● Problem statement
Set down all of the data exactly as it appears.

(Data entries for graphics)
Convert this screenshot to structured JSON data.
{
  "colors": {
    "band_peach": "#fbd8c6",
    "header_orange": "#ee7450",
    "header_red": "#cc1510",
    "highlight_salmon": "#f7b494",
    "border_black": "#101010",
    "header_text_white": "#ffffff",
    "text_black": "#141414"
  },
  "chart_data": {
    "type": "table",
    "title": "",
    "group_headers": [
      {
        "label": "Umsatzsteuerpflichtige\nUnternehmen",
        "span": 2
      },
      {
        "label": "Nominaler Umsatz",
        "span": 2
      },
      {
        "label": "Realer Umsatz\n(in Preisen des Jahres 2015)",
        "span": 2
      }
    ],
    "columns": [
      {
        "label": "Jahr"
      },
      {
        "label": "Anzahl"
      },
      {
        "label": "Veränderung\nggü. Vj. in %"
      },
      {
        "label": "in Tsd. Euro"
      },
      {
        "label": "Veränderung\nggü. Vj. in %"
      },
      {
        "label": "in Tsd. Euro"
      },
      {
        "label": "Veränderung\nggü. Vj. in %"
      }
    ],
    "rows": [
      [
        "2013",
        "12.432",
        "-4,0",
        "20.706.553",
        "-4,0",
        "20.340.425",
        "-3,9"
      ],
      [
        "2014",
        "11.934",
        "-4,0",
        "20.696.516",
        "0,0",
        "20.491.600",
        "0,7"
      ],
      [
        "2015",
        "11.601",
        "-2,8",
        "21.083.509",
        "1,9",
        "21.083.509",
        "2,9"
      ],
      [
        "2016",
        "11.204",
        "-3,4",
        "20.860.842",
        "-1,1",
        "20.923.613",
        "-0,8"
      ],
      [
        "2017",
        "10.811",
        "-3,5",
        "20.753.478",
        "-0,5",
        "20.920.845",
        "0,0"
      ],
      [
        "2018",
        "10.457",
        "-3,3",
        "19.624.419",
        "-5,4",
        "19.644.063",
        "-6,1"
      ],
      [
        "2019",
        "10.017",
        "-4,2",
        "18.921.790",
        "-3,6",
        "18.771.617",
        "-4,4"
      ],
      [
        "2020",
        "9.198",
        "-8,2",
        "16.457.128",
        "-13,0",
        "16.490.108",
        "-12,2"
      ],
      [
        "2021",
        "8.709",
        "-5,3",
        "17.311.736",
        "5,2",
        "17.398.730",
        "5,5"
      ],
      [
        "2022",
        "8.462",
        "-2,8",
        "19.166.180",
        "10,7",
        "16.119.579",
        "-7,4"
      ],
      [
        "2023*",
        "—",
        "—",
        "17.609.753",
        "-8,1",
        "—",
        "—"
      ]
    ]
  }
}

● Full solution
Convert this screenshot to structured JSON data.
{
  "colors": {
    "band_peach": "#fbd8c6",
    "header_orange": "#ee7450",
    "header_red": "#cc1510",
    "highlight_salmon": "#f7b494",
    "border_black": "#101010",
    "header_text_white": "#ffffff",
    "text_black": "#141414"
  },
  "chart_data": {
    "type": "table",
    "title": "",
    "group_headers": [
      {
        "label": "Umsatzsteuerpflichtige\nUnternehmen",
        "span": 2
      },
      {
        "label": "Nominaler Umsatz",
        "span": 2
      },
      {
        "label": "Realer Umsatz\n(in Preisen des Jahres 2015)",
        "span": 2
      }
    ],
    "columns": [
      {
        "label": "Jahr"
      },
      {
        "label": "Anzahl"
      },
      {
        "label": "Veränderung\nggü. Vj. in %"
      },
      {
        "label": "in Tsd. Euro"
      },
      {
        "label": "Veränderung\nggü. Vj. in %"
      },
      {
        "label": "in Tsd. Euro"
      },
      {
        "label": "Veränderung\nggü. Vj. in %"
      }
    ],
    "rows": [
      [
        "2013",
        "12.432",
        "-4,0",
        "20.706.553",
        "-4,0",
        "20.340.425",
        "-3,9"
      ],
      [
        "2014",
        "11.934",
        "-4,0",
        "20.696.516",
        "0,0",
        "20.491.600",
        "0,7"
      ],
      [
        "2015",
        "11.601",
        "-2,8",
        "21.083.509",
        "1,9",
        "21.083.509",
        "2,9"
      ],
      [
        "2016",
        "11.204",
        "-3,4",
        "20.860.842",
        "-1,1",
        "20.923.613",
        "-0,8"
      ],
      [
        "2017",
        "10.811",
        "-3,5",
        "20.753.478",
        "-0,5",
        "20.920.845",
        "0,0"
      ],
      [
        "2018",
        "10.457",
        "-3,3",
        "19.624.419",
        "-5,4",
        "19.644.063",
        "-6,1"
      ],
      [
        "2019",
        "10.017",
        "-4,2",
        "18.921.790",
        "-3,6",
        "18.771.617",
        "-4,4"
      ],
      [
        "2020",
        "9.198",
        "-8,2",
        "16.457.128",
        "-13,0",
        "16.490.108",
        "-12,2"
      ],
      [
        "2021",
        "8.709",
        "-5,3",
        "17.311.736",
        "5,2",
        "17.398.730",
        "5,5"
      ],
      [
        "2022",
        "8.462",
        "-2,8",
        "19.166.180",
        "10,7",
        "16.119.579",
        "-7,4"
      ],
      [
        "2023*",
        "—",
        "—",
        "17.609.753",
        "-8,1",
        "—",
        "—"
      ]
    ]
  }
}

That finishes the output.